--- WRITTEN INSTRUCTION ---
The entries below need to be written out exactly, with no pictures included.

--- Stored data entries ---
────────

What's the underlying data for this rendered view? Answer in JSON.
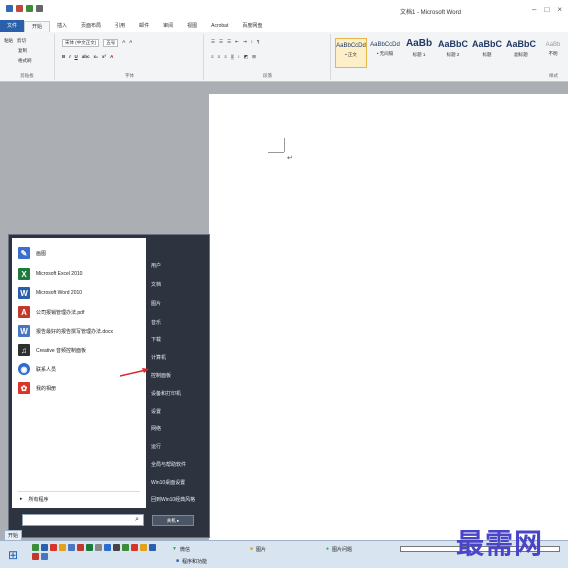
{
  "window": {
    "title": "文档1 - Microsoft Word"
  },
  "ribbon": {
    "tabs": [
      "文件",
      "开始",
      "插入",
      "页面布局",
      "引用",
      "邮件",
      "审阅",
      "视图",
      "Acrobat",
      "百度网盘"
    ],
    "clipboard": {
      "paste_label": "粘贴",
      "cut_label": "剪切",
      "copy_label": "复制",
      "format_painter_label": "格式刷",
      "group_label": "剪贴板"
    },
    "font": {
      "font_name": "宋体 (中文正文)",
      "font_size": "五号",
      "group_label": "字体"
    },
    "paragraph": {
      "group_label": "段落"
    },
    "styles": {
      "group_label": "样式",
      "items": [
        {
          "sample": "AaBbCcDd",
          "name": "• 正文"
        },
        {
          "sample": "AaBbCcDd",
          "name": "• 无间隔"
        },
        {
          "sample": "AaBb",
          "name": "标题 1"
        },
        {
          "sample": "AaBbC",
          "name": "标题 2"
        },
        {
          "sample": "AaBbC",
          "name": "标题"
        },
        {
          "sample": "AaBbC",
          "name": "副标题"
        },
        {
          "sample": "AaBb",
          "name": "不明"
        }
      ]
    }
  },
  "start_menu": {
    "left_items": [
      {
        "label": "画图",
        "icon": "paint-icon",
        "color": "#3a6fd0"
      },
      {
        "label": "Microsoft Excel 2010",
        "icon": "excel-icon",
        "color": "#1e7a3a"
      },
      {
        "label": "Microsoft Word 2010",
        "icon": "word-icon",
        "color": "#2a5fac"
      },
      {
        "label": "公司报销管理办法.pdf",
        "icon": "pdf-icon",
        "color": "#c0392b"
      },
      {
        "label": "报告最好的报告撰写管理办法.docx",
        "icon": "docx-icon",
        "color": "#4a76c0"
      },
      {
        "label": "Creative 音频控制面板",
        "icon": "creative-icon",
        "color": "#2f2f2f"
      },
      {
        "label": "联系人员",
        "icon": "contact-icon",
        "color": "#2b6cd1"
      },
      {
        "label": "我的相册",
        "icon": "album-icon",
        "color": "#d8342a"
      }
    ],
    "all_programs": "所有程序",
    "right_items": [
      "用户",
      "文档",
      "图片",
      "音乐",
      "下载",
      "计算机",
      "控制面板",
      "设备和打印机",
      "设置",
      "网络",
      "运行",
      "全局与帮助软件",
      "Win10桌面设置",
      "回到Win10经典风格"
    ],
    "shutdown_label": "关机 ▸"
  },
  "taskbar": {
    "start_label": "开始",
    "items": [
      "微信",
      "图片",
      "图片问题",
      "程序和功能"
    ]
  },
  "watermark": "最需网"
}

────────

--- REPLY TO THE TASK ---
What's the underlying data for this rendered view? Answer in JSON.
{
  "window": {
    "title": "文档1 - Microsoft Word"
  },
  "ribbon": {
    "tabs": [
      "文件",
      "开始",
      "插入",
      "页面布局",
      "引用",
      "邮件",
      "审阅",
      "视图",
      "Acrobat",
      "百度网盘"
    ],
    "clipboard": {
      "paste_label": "粘贴",
      "cut_label": "剪切",
      "copy_label": "复制",
      "format_painter_label": "格式刷",
      "group_label": "剪贴板"
    },
    "font": {
      "font_name": "宋体 (中文正文)",
      "font_size": "五号",
      "group_label": "字体"
    },
    "paragraph": {
      "group_label": "段落"
    },
    "styles": {
      "group_label": "样式",
      "items": [
        {
          "sample": "AaBbCcDd",
          "name": "• 正文"
        },
        {
          "sample": "AaBbCcDd",
          "name": "• 无间隔"
        },
        {
          "sample": "AaBb",
          "name": "标题 1"
        },
        {
          "sample": "AaBbC",
          "name": "标题 2"
        },
        {
          "sample": "AaBbC",
          "name": "标题"
        },
        {
          "sample": "AaBbC",
          "name": "副标题"
        },
        {
          "sample": "AaBb",
          "name": "不明"
        }
      ]
    }
  },
  "start_menu": {
    "left_items": [
      {
        "label": "画图",
        "icon": "paint-icon",
        "color": "#3a6fd0"
      },
      {
        "label": "Microsoft Excel 2010",
        "icon": "excel-icon",
        "color": "#1e7a3a"
      },
      {
        "label": "Microsoft Word 2010",
        "icon": "word-icon",
        "color": "#2a5fac"
      },
      {
        "label": "公司报销管理办法.pdf",
        "icon": "pdf-icon",
        "color": "#c0392b"
      },
      {
        "label": "报告最好的报告撰写管理办法.docx",
        "icon": "docx-icon",
        "color": "#4a76c0"
      },
      {
        "label": "Creative 音频控制面板",
        "icon": "creative-icon",
        "color": "#2f2f2f"
      },
      {
        "label": "联系人员",
        "icon": "contact-icon",
        "color": "#2b6cd1"
      },
      {
        "label": "我的相册",
        "icon": "album-icon",
        "color": "#d8342a"
      }
    ],
    "all_programs": "所有程序",
    "right_items": [
      "用户",
      "文档",
      "图片",
      "音乐",
      "下载",
      "计算机",
      "控制面板",
      "设备和打印机",
      "设置",
      "网络",
      "运行",
      "全局与帮助软件",
      "Win10桌面设置",
      "回到Win10经典风格"
    ],
    "shutdown_label": "关机 ▸"
  },
  "taskbar": {
    "start_label": "开始",
    "items": [
      "微信",
      "图片",
      "图片问题",
      "程序和功能"
    ]
  },
  "watermark": "最需网"
}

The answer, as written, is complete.